* Listed entries:
** start **
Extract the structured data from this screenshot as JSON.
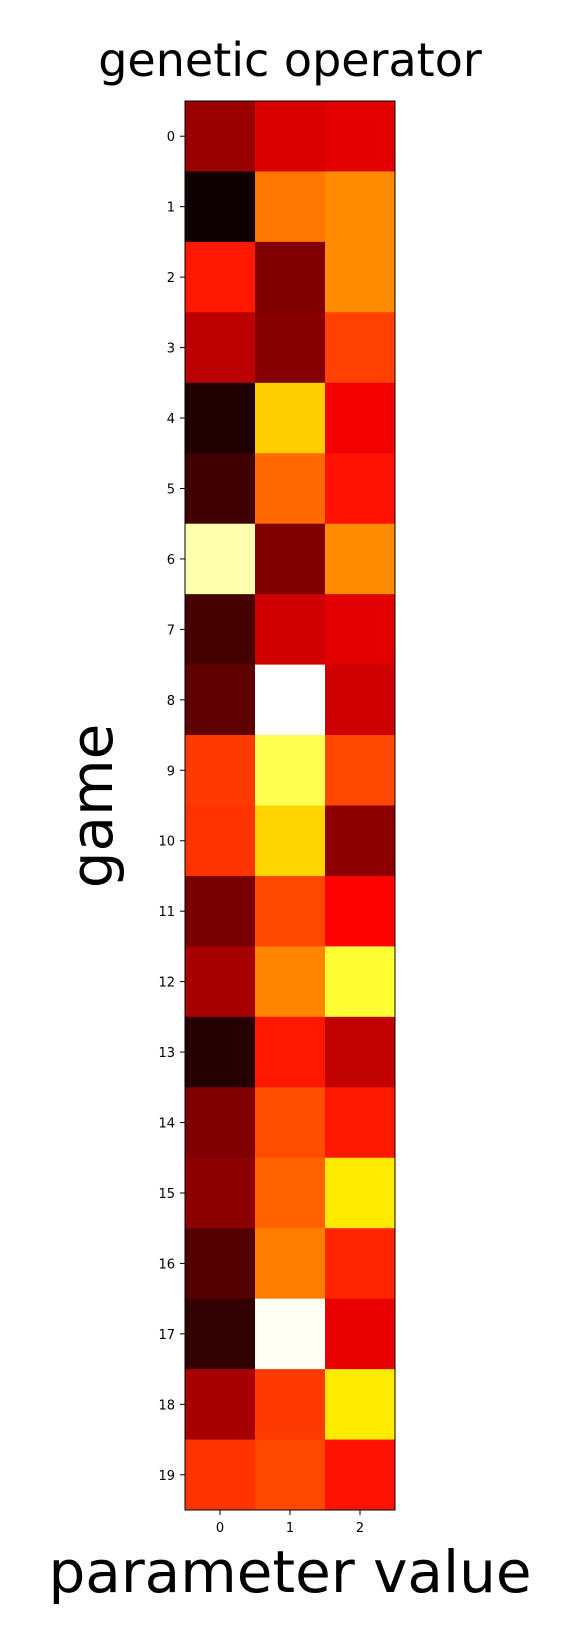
{
  "chart_data": {
    "type": "heatmap",
    "title": "genetic operator",
    "xlabel": "parameter value",
    "ylabel": "game",
    "colormap": "hot",
    "x_ticks": [
      "0",
      "1",
      "2"
    ],
    "y_ticks": [
      "0",
      "1",
      "2",
      "3",
      "4",
      "5",
      "6",
      "7",
      "8",
      "9",
      "10",
      "11",
      "12",
      "13",
      "14",
      "15",
      "16",
      "17",
      "18",
      "19"
    ],
    "values_normalized_0_to_1": [
      [
        0.22,
        0.32,
        0.33
      ],
      [
        0.01,
        0.55,
        0.58
      ],
      [
        0.41,
        0.18,
        0.58
      ],
      [
        0.27,
        0.19,
        0.47
      ],
      [
        0.03,
        0.68,
        0.36
      ],
      [
        0.08,
        0.53,
        0.4
      ],
      [
        0.92,
        0.18,
        0.58
      ],
      [
        0.09,
        0.3,
        0.33
      ],
      [
        0.13,
        1.0,
        0.3
      ],
      [
        0.46,
        0.83,
        0.48
      ],
      [
        0.45,
        0.69,
        0.2
      ],
      [
        0.17,
        0.48,
        0.38
      ],
      [
        0.24,
        0.57,
        0.8
      ],
      [
        0.04,
        0.41,
        0.28
      ],
      [
        0.18,
        0.49,
        0.41
      ],
      [
        0.2,
        0.52,
        0.72
      ],
      [
        0.11,
        0.56,
        0.43
      ],
      [
        0.06,
        0.99,
        0.34
      ],
      [
        0.24,
        0.46,
        0.72
      ],
      [
        0.45,
        0.48,
        0.4
      ]
    ]
  }
}
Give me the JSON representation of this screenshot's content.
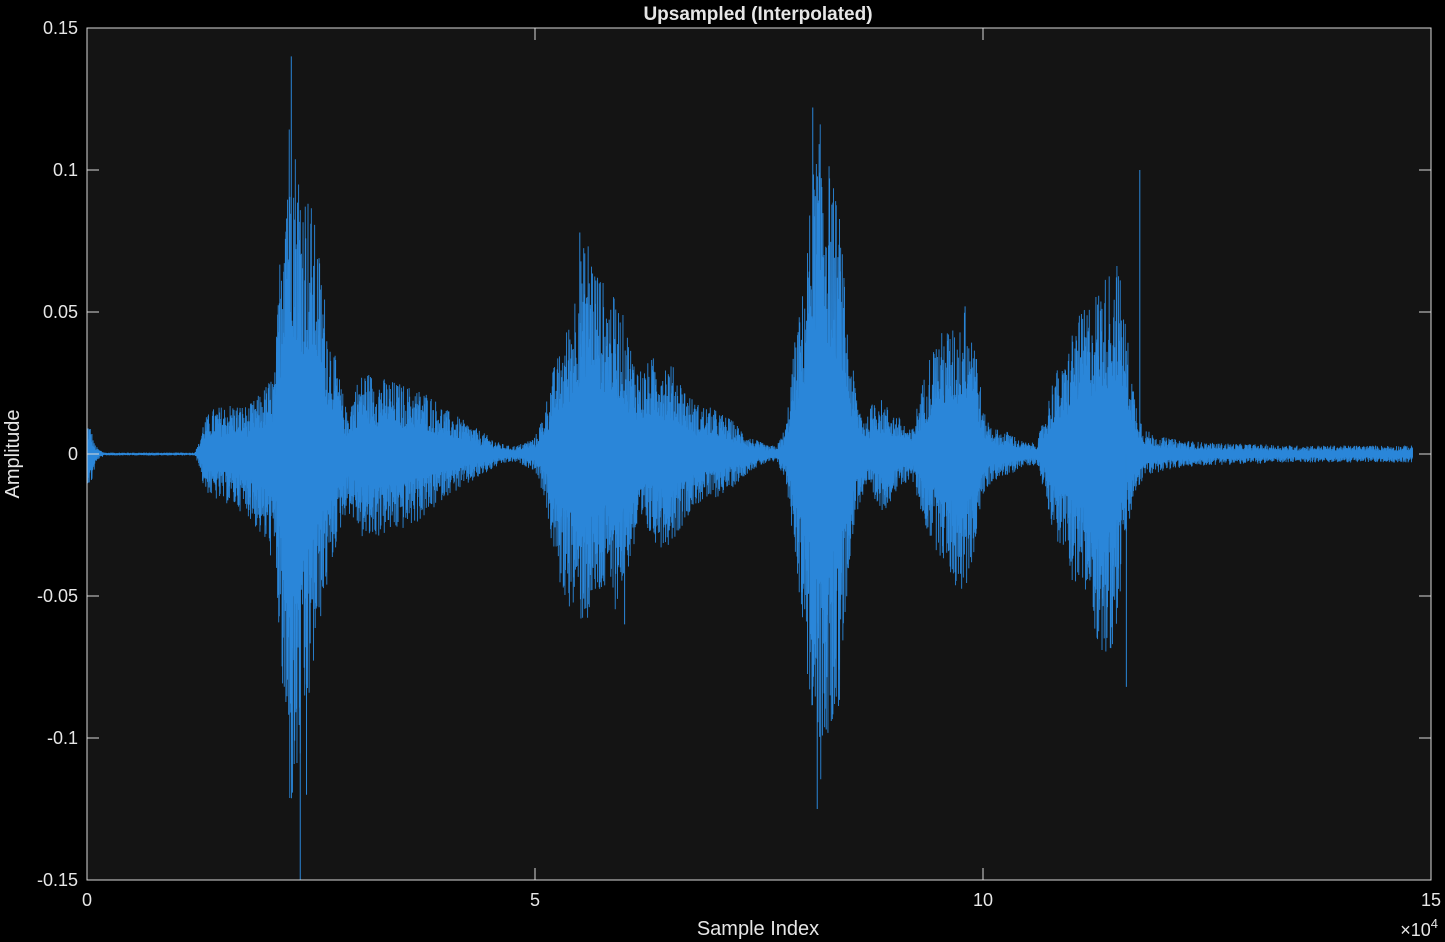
{
  "chart_data": {
    "type": "line",
    "title": "Upsampled (Interpolated)",
    "xlabel": "Sample Index",
    "ylabel": "Amplitude",
    "x_exponent_label": "×10",
    "x_exponent_power": "4",
    "xlim": [
      0,
      150000
    ],
    "ylim": [
      -0.15,
      0.15
    ],
    "x_ticks": [
      0,
      50000,
      100000,
      150000
    ],
    "x_tick_labels": [
      "0",
      "5",
      "10",
      "15"
    ],
    "y_ticks": [
      -0.15,
      -0.1,
      -0.05,
      0,
      0.05,
      0.1,
      0.15
    ],
    "y_tick_labels": [
      "-0.15",
      "-0.1",
      "-0.05",
      "0",
      "0.05",
      "0.1",
      "0.15"
    ],
    "grid": false,
    "colors": {
      "background": "#000000",
      "plot_area": "#141414",
      "axes": "#d9d9d9",
      "text": "#e6e6e6",
      "series": "#2a86d9"
    },
    "series": [
      {
        "name": "",
        "envelope": {
          "x": [
            0,
            400,
            800,
            1200,
            2000,
            12000,
            12500,
            13000,
            14000,
            16000,
            18000,
            19500,
            21000,
            22000,
            22500,
            23000,
            24000,
            25000,
            26000,
            27000,
            28000,
            29000,
            30000,
            31000,
            32000,
            34000,
            36000,
            38000,
            40000,
            42000,
            44000,
            46000,
            47000,
            48000,
            50000,
            51000,
            52000,
            53000,
            54000,
            55000,
            56000,
            57000,
            58000,
            59000,
            60000,
            61000,
            62000,
            63000,
            64000,
            65000,
            66000,
            67000,
            68000,
            70000,
            72000,
            74000,
            76000,
            77000,
            78000,
            79000,
            80000,
            81000,
            82000,
            83000,
            84000,
            85000,
            86000,
            87000,
            88000,
            89000,
            90000,
            91000,
            92000,
            93000,
            94000,
            95000,
            96000,
            97000,
            98000,
            99000,
            100000,
            101000,
            102000,
            103000,
            104000,
            105000,
            106000,
            107000,
            108000,
            109000,
            110000,
            111000,
            112000,
            113000,
            114000,
            115000,
            116000,
            117000,
            118000,
            119000,
            120000,
            122000,
            125000,
            130000,
            135000,
            140000,
            145000,
            148000
          ],
          "upper": [
            0.012,
            0.01,
            0.004,
            0.002,
            0.0005,
            0.0005,
            0.004,
            0.012,
            0.016,
            0.018,
            0.017,
            0.022,
            0.03,
            0.11,
            0.125,
            0.115,
            0.1,
            0.09,
            0.07,
            0.045,
            0.03,
            0.015,
            0.025,
            0.03,
            0.028,
            0.026,
            0.024,
            0.022,
            0.016,
            0.012,
            0.008,
            0.004,
            0.003,
            0.003,
            0.006,
            0.015,
            0.03,
            0.038,
            0.05,
            0.07,
            0.078,
            0.066,
            0.058,
            0.055,
            0.048,
            0.035,
            0.03,
            0.034,
            0.035,
            0.033,
            0.028,
            0.022,
            0.018,
            0.016,
            0.012,
            0.006,
            0.003,
            0.003,
            0.01,
            0.04,
            0.06,
            0.1,
            0.12,
            0.1,
            0.085,
            0.04,
            0.02,
            0.012,
            0.022,
            0.018,
            0.015,
            0.012,
            0.008,
            0.022,
            0.035,
            0.042,
            0.045,
            0.044,
            0.052,
            0.048,
            0.015,
            0.01,
            0.008,
            0.008,
            0.005,
            0.004,
            0.004,
            0.015,
            0.03,
            0.03,
            0.045,
            0.05,
            0.055,
            0.06,
            0.065,
            0.07,
            0.045,
            0.02,
            0.009,
            0.007,
            0.006,
            0.005,
            0.004,
            0.0035,
            0.003,
            0.003,
            0.003,
            0.003
          ],
          "lower": [
            -0.01,
            -0.012,
            -0.006,
            -0.002,
            -0.0005,
            -0.0005,
            -0.004,
            -0.012,
            -0.016,
            -0.018,
            -0.022,
            -0.03,
            -0.04,
            -0.1,
            -0.125,
            -0.13,
            -0.11,
            -0.085,
            -0.06,
            -0.045,
            -0.03,
            -0.02,
            -0.025,
            -0.032,
            -0.03,
            -0.028,
            -0.026,
            -0.022,
            -0.015,
            -0.012,
            -0.008,
            -0.004,
            -0.003,
            -0.003,
            -0.006,
            -0.015,
            -0.035,
            -0.05,
            -0.055,
            -0.06,
            -0.06,
            -0.052,
            -0.05,
            -0.055,
            -0.045,
            -0.035,
            -0.028,
            -0.03,
            -0.033,
            -0.032,
            -0.028,
            -0.022,
            -0.018,
            -0.016,
            -0.012,
            -0.006,
            -0.003,
            -0.003,
            -0.01,
            -0.035,
            -0.065,
            -0.1,
            -0.12,
            -0.1,
            -0.09,
            -0.04,
            -0.02,
            -0.012,
            -0.02,
            -0.02,
            -0.015,
            -0.012,
            -0.008,
            -0.02,
            -0.03,
            -0.035,
            -0.04,
            -0.048,
            -0.05,
            -0.035,
            -0.015,
            -0.01,
            -0.008,
            -0.008,
            -0.005,
            -0.004,
            -0.004,
            -0.015,
            -0.03,
            -0.035,
            -0.045,
            -0.05,
            -0.055,
            -0.07,
            -0.075,
            -0.06,
            -0.03,
            -0.015,
            -0.008,
            -0.007,
            -0.006,
            -0.005,
            -0.004,
            -0.0035,
            -0.003,
            -0.003,
            -0.003,
            -0.003
          ]
        },
        "peaks": [
          {
            "x": 22800,
            "y": 0.14
          },
          {
            "x": 23800,
            "y": -0.15
          },
          {
            "x": 24500,
            "y": -0.12
          },
          {
            "x": 55000,
            "y": 0.078
          },
          {
            "x": 60000,
            "y": -0.06
          },
          {
            "x": 81000,
            "y": 0.122
          },
          {
            "x": 81500,
            "y": -0.125
          },
          {
            "x": 82500,
            "y": -0.097
          },
          {
            "x": 98000,
            "y": 0.052
          },
          {
            "x": 117500,
            "y": 0.1
          },
          {
            "x": 116000,
            "y": -0.082
          }
        ]
      }
    ]
  }
}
** end **
* Objective: Look through the records and gather every line containing "title".

* Reply to the exercise:
    "title": "genetic operator",
    "title": "Upsampled (Interpolated)",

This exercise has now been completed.